◆ Rows from a figure dataset ◆
####################
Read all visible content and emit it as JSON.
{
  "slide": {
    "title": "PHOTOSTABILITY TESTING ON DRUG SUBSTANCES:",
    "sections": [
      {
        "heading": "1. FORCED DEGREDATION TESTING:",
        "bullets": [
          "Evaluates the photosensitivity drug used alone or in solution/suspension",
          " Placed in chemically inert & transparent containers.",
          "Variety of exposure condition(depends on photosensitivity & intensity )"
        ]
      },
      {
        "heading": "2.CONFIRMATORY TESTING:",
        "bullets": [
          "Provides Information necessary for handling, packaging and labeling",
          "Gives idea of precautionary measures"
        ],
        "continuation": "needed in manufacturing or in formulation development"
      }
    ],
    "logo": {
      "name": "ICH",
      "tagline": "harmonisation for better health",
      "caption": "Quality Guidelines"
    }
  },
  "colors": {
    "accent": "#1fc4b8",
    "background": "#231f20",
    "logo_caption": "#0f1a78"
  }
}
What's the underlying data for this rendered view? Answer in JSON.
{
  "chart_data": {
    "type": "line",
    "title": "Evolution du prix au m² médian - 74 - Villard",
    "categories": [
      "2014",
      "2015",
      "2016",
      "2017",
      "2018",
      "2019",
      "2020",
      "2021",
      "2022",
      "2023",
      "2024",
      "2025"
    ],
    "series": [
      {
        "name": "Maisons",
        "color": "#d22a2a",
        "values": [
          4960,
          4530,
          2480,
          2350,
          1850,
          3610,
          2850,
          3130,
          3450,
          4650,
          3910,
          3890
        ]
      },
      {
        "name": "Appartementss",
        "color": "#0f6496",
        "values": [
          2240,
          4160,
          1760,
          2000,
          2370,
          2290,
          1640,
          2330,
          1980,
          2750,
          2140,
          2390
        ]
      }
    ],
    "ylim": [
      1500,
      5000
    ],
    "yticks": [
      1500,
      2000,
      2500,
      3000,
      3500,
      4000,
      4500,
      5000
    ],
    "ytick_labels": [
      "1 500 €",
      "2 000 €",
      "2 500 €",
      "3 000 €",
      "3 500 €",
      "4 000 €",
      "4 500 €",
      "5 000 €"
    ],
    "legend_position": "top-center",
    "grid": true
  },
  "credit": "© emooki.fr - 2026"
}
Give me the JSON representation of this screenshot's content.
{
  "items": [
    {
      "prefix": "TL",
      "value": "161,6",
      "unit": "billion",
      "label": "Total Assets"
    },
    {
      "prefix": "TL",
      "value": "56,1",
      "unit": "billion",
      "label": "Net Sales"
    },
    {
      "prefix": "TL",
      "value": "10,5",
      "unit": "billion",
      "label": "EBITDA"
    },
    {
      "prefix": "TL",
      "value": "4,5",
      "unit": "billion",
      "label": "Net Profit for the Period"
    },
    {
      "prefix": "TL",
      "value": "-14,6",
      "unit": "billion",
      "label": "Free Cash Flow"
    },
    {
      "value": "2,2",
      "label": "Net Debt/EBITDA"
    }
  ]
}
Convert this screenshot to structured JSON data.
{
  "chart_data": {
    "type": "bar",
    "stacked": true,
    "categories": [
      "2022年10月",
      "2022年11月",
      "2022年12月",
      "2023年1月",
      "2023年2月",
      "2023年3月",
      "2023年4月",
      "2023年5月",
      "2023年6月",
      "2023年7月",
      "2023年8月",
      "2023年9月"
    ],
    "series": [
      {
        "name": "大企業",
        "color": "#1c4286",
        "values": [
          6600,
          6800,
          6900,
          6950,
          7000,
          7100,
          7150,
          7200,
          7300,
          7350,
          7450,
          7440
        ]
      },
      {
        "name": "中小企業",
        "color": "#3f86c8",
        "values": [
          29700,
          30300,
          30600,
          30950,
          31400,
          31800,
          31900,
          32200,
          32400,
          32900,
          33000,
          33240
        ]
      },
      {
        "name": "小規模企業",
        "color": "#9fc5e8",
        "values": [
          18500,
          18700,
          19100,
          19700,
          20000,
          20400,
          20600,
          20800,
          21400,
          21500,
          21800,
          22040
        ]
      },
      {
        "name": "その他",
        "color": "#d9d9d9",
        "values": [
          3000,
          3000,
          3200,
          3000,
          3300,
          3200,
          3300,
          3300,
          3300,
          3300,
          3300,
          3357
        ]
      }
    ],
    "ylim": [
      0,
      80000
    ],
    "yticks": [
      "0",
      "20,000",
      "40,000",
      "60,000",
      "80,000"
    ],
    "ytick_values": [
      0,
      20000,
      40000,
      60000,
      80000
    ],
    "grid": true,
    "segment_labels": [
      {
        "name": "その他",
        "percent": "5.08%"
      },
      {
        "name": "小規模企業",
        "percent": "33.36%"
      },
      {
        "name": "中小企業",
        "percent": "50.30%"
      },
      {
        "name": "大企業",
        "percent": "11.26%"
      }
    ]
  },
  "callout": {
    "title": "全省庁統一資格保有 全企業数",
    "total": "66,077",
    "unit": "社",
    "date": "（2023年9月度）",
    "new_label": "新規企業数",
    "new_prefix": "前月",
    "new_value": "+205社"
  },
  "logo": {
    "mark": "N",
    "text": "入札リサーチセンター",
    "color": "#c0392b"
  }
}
####################
◆ What to do ◆
Sift the material for lines with the string "title". Copy each one found.

◆ The answer ◆
    "title": "PHOTOSTABILITY TESTING ON DRUG SUBSTANCES:",
    "title": "Evolution du prix au m² médian - 74 - Villard",
    "title": "全省庁統一資格保有 全企業数",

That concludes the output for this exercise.